■ Written exercise ■
Extract the whole listing as it stands. Do not include the pictures.
━━━━
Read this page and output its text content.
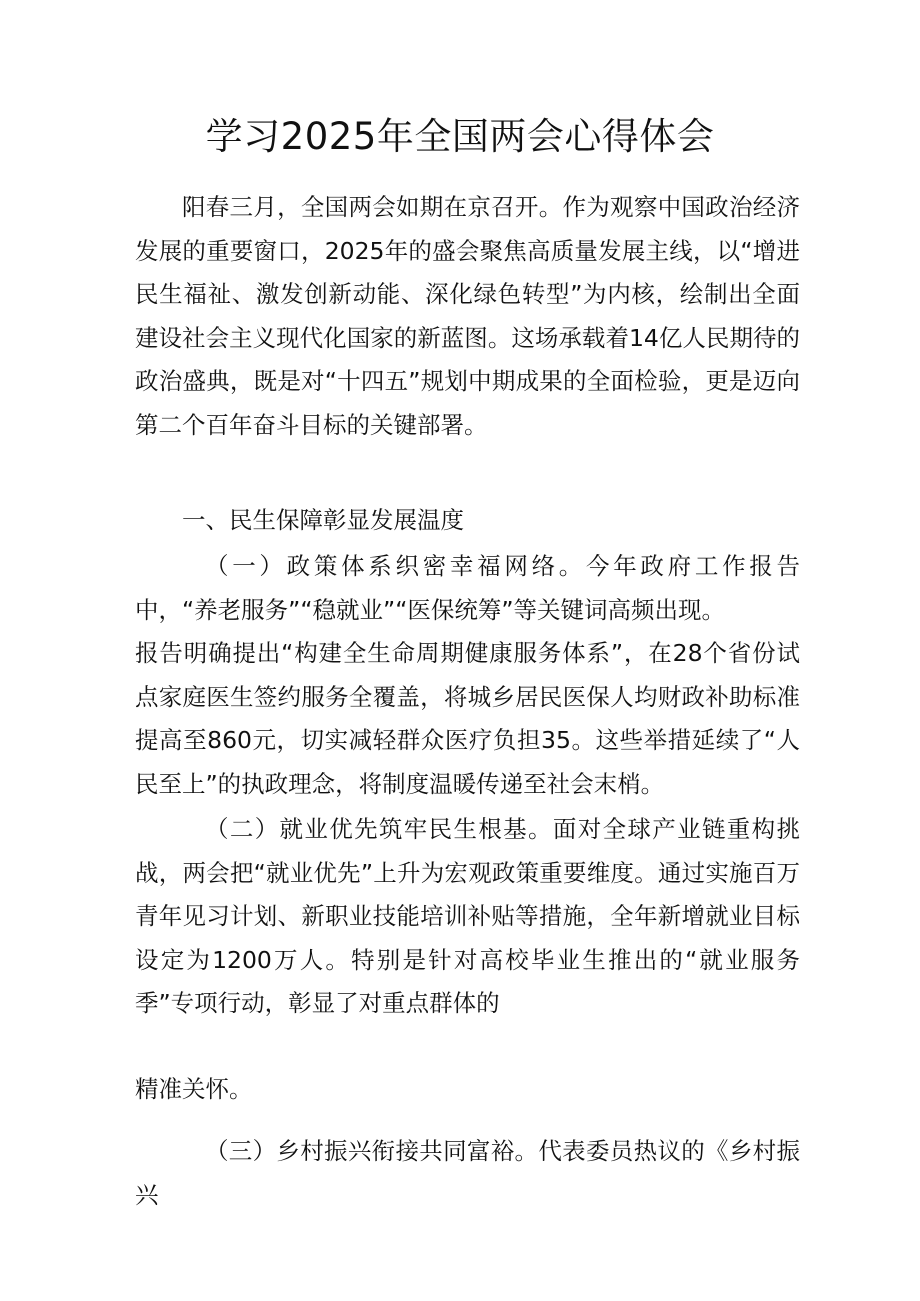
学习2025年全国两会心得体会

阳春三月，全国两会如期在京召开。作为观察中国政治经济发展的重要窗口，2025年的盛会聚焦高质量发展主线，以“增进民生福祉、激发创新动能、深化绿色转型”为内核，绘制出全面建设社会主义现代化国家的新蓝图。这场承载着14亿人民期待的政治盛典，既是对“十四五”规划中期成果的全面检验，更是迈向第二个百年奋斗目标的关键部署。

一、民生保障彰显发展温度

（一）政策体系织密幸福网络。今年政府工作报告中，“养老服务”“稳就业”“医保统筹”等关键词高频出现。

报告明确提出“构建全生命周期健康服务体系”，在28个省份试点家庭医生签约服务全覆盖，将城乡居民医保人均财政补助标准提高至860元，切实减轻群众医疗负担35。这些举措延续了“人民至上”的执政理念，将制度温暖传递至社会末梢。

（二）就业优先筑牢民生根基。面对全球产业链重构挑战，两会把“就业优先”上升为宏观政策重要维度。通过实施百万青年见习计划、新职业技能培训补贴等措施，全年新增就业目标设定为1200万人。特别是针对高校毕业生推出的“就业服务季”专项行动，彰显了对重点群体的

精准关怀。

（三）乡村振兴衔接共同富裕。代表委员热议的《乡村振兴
━━━━
■ Complete response ■
Read this page and output its text content.
学习2025年全国两会心得体会

阳春三月，全国两会如期在京召开。作为观察中国政治经济发展的重要窗口，2025年的盛会聚焦高质量发展主线，以“增进民生福祉、激发创新动能、深化绿色转型”为内核，绘制出全面建设社会主义现代化国家的新蓝图。这场承载着14亿人民期待的政治盛典，既是对“十四五”规划中期成果的全面检验，更是迈向第二个百年奋斗目标的关键部署。

一、民生保障彰显发展温度

（一）政策体系织密幸福网络。今年政府工作报告中，“养老服务”“稳就业”“医保统筹”等关键词高频出现。

报告明确提出“构建全生命周期健康服务体系”，在28个省份试点家庭医生签约服务全覆盖，将城乡居民医保人均财政补助标准提高至860元，切实减轻群众医疗负担35。这些举措延续了“人民至上”的执政理念，将制度温暖传递至社会末梢。

（二）就业优先筑牢民生根基。面对全球产业链重构挑战，两会把“就业优先”上升为宏观政策重要维度。通过实施百万青年见习计划、新职业技能培训补贴等措施，全年新增就业目标设定为1200万人。特别是针对高校毕业生推出的“就业服务季”专项行动，彰显了对重点群体的

精准关怀。

（三）乡村振兴衔接共同富裕。代表委员热议的《乡村振兴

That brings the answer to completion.